* DATA EXCERPTS *
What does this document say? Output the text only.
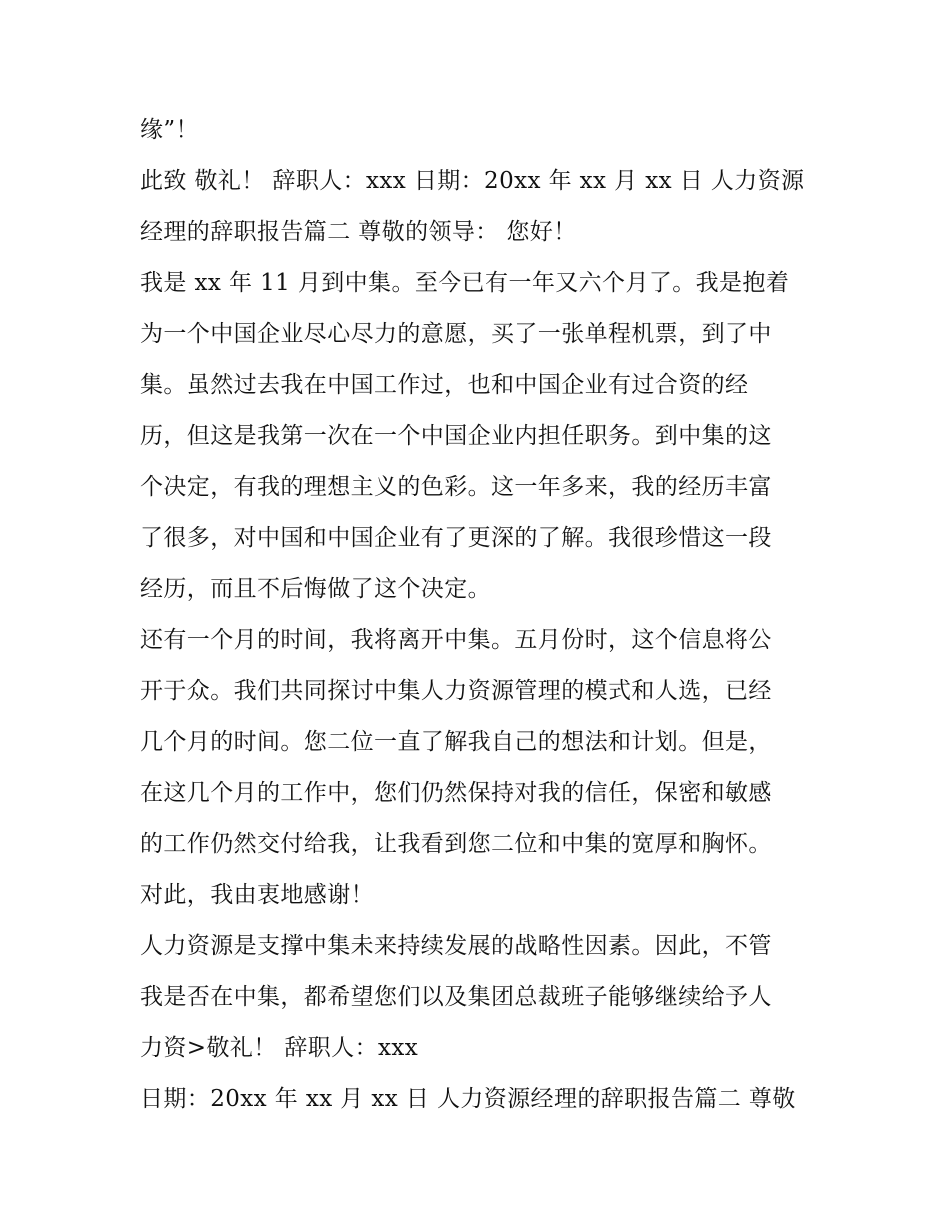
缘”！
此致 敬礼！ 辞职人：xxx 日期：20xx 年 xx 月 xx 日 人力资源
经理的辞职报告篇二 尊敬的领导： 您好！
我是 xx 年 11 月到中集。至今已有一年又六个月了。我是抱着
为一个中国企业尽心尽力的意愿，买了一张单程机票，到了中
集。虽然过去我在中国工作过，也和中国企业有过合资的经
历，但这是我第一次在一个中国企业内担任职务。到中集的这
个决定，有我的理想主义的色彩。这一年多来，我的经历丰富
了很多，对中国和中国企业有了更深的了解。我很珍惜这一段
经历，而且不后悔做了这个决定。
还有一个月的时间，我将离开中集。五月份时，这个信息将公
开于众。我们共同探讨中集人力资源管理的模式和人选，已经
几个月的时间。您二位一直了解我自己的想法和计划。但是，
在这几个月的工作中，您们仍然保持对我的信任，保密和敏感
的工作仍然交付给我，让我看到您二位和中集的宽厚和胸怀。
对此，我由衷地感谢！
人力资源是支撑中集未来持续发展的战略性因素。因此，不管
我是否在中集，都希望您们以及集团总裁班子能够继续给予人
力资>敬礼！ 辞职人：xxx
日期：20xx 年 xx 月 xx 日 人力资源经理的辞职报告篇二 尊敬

--

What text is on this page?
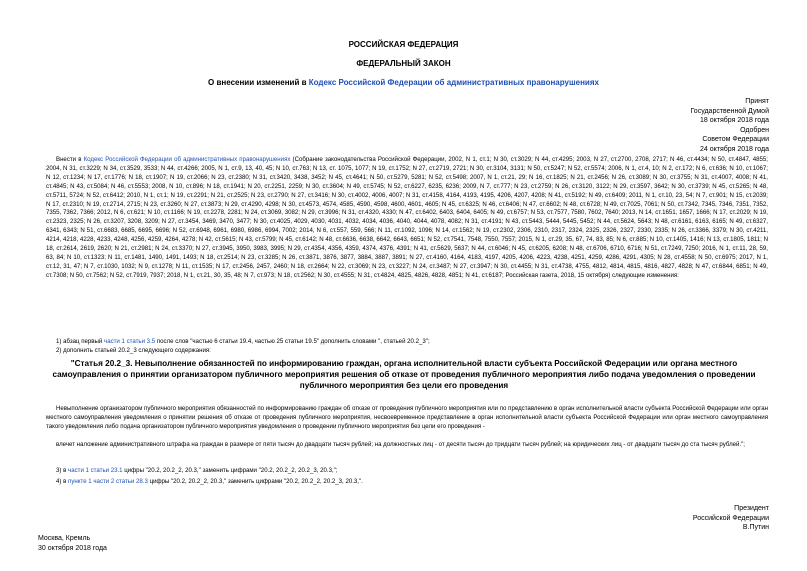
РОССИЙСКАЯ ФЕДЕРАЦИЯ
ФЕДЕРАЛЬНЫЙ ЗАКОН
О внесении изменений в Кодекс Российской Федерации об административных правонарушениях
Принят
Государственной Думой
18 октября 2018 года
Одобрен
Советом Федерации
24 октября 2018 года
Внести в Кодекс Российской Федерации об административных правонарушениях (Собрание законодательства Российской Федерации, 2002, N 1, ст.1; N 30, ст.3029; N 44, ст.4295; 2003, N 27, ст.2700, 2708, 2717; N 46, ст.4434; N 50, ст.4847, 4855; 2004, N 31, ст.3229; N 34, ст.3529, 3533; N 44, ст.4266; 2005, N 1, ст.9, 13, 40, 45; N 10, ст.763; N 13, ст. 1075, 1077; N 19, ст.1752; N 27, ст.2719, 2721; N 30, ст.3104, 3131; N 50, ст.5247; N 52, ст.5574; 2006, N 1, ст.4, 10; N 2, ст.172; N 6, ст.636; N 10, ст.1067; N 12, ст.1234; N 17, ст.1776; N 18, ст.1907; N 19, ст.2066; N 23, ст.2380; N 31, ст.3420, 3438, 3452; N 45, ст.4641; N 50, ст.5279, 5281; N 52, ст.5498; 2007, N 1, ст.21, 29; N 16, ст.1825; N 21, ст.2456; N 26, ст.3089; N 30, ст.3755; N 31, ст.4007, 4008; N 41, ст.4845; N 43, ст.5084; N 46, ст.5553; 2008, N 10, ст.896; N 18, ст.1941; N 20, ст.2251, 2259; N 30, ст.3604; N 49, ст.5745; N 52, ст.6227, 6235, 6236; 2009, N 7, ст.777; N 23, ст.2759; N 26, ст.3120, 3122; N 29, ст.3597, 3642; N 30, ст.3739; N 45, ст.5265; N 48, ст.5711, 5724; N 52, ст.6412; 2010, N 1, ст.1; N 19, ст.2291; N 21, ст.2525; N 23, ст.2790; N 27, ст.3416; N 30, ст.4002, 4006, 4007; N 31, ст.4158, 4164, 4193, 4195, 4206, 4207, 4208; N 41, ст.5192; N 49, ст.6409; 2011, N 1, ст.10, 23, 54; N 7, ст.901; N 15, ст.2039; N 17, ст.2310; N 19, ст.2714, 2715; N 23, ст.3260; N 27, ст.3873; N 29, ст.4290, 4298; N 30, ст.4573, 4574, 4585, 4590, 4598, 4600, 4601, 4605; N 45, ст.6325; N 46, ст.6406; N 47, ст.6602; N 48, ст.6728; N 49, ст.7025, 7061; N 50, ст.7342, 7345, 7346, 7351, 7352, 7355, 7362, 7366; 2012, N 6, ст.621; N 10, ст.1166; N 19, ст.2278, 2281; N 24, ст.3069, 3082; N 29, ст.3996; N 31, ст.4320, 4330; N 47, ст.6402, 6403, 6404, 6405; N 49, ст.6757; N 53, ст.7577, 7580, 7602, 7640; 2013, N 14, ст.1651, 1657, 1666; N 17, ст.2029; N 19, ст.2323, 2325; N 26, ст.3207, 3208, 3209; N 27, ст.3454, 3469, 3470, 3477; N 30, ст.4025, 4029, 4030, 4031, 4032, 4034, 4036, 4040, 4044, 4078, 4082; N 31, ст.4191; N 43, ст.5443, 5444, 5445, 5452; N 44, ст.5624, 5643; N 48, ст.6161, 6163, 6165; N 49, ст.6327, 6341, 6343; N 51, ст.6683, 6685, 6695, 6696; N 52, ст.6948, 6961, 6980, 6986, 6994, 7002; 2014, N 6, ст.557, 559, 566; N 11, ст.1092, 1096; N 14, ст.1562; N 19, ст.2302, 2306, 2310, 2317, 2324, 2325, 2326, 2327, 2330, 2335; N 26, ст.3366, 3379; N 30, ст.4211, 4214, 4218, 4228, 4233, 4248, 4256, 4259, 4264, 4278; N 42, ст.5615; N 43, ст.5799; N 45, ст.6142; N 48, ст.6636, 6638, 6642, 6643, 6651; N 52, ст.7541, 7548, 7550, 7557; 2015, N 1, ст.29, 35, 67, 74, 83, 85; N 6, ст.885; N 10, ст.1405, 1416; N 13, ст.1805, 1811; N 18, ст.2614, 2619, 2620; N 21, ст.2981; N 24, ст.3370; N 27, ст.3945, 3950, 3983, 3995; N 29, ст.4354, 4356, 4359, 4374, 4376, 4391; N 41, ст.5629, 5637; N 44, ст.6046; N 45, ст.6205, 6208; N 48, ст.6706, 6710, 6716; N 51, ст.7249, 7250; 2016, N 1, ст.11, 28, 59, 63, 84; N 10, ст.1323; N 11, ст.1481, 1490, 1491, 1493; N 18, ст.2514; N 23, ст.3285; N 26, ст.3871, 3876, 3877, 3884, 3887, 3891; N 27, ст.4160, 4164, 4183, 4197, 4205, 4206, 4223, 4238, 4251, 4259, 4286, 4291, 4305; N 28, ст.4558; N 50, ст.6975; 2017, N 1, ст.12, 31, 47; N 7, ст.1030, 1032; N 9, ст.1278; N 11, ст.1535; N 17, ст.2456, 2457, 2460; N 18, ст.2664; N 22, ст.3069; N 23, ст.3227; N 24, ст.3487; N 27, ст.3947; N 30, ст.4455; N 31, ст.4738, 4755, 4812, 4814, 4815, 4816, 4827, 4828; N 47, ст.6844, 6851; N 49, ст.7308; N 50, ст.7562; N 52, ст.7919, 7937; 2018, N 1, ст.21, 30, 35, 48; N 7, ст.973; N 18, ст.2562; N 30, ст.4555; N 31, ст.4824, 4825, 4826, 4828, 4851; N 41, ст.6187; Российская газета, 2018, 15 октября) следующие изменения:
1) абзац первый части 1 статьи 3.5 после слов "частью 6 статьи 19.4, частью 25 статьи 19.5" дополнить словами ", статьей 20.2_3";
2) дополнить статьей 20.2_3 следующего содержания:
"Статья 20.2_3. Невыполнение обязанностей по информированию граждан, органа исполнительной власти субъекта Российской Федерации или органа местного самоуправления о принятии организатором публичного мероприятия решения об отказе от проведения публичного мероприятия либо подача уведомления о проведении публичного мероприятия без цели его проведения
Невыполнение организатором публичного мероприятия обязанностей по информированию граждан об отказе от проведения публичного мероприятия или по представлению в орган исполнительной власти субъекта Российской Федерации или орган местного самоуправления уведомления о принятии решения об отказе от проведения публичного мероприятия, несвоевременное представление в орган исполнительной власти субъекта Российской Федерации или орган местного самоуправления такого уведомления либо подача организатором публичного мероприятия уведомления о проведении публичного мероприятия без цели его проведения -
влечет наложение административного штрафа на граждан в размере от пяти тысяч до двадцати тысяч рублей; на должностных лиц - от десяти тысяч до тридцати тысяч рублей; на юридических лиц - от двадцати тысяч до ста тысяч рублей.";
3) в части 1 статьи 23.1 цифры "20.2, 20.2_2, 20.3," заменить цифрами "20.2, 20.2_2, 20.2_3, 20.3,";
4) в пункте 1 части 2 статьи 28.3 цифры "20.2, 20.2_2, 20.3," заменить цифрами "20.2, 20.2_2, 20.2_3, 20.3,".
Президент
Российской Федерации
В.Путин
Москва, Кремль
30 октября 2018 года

* PROMPT *
From the data above, copy each line that holds "года".

* TASK RESPONSE *
18 октября 2018 года
24 октября 2018 года
30 октября 2018 года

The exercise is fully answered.